**Problems to work on:**
1. Can you sum up the excerpt on COVID-19 vaccine trial ethics in two sentences?
2. Quote the stretch of the excerpt on COVID-19 vaccine trial ethics from "Monrad states: ‘In" through "soon to begin.".
(Excerpt provided Opens)
Monrad states: ‘In summary, we may say that researchers have strong prima facie reasons not to conduct a secondary vaccine trial.’
Monrad discusses several factors meriting careful consideration about the need for developing and testing more than one vaccine: relative efficacy, length of immunity, adverse reactions (reactogenicity), ease of storage and administration, economic and logistical factors.
What is not addressed are the ethical duties that exist when there are competing phase III vaccine candidates for COVID-19. We have serious concerns about potential ethical inadequacies about these ongoing trials and those soon to begin.
Imagine an ongoing double-blind study has randomised volunteers, half will get placebo and half test vaccine. The volunteers get paid (US$100 per visit), and the participating institution gets paid (an undisclosed amount), per visit, dose, and so on by the Pharma company. Say a study is set to last 26 months to be able to study the antibody response intensity and duration, reactogenicity, the frequency of contracting COVID-19, severity, and so on. The informed consent says results will only be released at the end of the study. We are concerned about a scenario in which a volunteer starts a trial but then, before that 26-week study is completed, the Food and Drug Administration (FDA) approves another effective vaccine from another company.
(Excerpt provided Closes)
(Data section Opens)
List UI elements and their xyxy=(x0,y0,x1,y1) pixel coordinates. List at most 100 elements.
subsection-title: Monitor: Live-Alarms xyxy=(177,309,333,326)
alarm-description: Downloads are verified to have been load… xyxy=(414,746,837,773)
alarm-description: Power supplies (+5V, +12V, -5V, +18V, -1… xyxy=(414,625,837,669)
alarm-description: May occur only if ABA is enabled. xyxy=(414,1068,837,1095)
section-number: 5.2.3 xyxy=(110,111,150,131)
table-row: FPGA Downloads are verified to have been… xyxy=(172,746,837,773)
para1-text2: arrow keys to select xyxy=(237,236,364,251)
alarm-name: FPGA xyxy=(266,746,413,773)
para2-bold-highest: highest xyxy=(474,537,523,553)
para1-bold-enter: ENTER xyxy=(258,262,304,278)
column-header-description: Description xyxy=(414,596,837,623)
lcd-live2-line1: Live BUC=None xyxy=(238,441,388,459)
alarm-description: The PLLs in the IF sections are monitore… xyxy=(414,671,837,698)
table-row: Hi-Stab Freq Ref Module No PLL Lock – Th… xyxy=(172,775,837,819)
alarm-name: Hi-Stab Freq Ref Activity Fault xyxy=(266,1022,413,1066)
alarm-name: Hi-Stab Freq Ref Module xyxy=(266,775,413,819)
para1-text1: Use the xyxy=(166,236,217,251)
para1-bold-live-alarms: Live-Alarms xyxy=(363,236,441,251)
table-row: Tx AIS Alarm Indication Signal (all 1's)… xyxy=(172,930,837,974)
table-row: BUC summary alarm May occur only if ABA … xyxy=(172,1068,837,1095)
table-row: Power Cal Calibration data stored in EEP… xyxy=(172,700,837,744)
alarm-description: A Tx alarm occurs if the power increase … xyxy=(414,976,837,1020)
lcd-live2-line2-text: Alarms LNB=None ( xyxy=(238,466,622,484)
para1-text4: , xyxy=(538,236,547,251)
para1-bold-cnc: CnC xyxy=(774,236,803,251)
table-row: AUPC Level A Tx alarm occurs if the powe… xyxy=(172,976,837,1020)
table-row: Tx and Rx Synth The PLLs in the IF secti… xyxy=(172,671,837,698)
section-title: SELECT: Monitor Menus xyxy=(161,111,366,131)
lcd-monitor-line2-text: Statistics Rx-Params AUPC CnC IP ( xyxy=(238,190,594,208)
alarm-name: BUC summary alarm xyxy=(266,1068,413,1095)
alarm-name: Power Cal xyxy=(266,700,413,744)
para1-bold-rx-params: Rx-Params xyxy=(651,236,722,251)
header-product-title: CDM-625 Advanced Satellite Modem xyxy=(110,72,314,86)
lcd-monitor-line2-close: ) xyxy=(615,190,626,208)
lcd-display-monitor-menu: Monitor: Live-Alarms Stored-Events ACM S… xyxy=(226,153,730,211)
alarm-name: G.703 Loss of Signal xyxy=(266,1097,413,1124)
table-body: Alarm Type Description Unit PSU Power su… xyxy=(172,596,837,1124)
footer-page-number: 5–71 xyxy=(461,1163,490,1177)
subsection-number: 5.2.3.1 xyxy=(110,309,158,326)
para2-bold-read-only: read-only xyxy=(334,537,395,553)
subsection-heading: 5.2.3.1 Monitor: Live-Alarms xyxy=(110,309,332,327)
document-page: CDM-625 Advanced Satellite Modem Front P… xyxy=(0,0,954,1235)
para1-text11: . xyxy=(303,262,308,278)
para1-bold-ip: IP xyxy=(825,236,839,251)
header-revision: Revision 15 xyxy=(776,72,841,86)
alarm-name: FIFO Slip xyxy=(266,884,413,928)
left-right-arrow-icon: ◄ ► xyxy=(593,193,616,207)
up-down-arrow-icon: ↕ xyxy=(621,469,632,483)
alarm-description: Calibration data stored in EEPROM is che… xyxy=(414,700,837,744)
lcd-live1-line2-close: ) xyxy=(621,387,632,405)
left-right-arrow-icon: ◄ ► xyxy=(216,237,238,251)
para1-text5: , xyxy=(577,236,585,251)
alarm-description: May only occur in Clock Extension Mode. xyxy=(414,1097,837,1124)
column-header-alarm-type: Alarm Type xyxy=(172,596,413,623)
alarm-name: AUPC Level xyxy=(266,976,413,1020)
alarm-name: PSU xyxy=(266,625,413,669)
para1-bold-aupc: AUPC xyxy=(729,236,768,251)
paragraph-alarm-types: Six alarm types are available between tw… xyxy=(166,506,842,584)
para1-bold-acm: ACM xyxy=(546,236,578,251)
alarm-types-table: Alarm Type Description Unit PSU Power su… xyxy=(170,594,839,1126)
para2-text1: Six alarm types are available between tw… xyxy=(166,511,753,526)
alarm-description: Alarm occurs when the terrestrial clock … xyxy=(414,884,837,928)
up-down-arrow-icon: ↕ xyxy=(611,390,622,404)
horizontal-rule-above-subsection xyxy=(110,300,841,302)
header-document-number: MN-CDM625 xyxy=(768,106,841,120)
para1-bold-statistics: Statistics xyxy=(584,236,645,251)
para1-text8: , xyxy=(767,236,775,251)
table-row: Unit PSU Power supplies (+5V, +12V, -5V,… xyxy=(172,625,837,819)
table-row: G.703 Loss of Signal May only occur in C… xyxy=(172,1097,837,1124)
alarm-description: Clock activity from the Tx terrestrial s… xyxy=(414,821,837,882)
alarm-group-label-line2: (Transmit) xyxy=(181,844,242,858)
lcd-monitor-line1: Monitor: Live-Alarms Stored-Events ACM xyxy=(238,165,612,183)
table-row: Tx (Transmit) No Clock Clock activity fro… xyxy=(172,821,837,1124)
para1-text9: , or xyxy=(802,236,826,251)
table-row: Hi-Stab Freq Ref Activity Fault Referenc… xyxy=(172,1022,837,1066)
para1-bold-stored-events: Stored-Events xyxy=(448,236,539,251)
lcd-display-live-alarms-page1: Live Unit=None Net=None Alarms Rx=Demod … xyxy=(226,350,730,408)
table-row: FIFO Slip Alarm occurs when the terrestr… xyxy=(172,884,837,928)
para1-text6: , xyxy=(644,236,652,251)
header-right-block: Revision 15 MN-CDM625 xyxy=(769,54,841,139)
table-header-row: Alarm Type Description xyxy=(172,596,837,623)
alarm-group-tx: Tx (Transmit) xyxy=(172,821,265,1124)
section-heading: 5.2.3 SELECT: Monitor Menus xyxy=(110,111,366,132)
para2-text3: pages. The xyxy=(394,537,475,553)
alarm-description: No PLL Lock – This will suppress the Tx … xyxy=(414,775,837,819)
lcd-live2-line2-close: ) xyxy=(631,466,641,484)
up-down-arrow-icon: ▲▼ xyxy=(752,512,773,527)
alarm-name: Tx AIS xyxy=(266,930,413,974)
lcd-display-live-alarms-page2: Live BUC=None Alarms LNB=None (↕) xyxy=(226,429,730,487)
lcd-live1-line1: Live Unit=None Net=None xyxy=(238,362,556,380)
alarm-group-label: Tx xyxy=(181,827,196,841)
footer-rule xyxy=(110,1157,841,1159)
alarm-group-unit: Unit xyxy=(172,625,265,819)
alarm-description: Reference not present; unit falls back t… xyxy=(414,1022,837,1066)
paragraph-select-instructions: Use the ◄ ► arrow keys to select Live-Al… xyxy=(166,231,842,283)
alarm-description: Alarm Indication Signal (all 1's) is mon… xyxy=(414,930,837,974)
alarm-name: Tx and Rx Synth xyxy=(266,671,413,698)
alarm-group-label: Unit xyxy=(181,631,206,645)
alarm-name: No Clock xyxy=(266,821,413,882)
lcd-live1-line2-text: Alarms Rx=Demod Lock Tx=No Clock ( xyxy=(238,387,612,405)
(Data section Closes)
**Task solutions:**
1. Monrad concludes that researchers have strong prima facie reasons not to conduct a secondary vaccine trial, weighing factors such as relative efficacy, length of immunity, reactogenicity, ease of storage and administration, and economic and logistical factors. The authors say this leaves unaddressed the ethical duties that arise when there are competing phase III COVID-19 vaccine candidates, and they raise concerns about a paid, placebo-controlled, double-blind trial in which the FDA approves another company's effective vaccine before the study is completed.

2.
Monrad states: ‘In summary, we may say that researchers have strong prima facie reasons not to conduct a secondary vaccine trial.’
Monrad discusses several factors meriting careful consideration about the need for developing and testing more than one vaccine: relative efficacy, length of immunity, adverse reactions (reactogenicity), ease of storage and administration, economic and logistical factors.
What is not addressed are the ethical duties that exist when there are competing phase III vaccine candidates for COVID-19. We have serious concerns about potential ethical inadequacies about these ongoing trials and those soon to begin.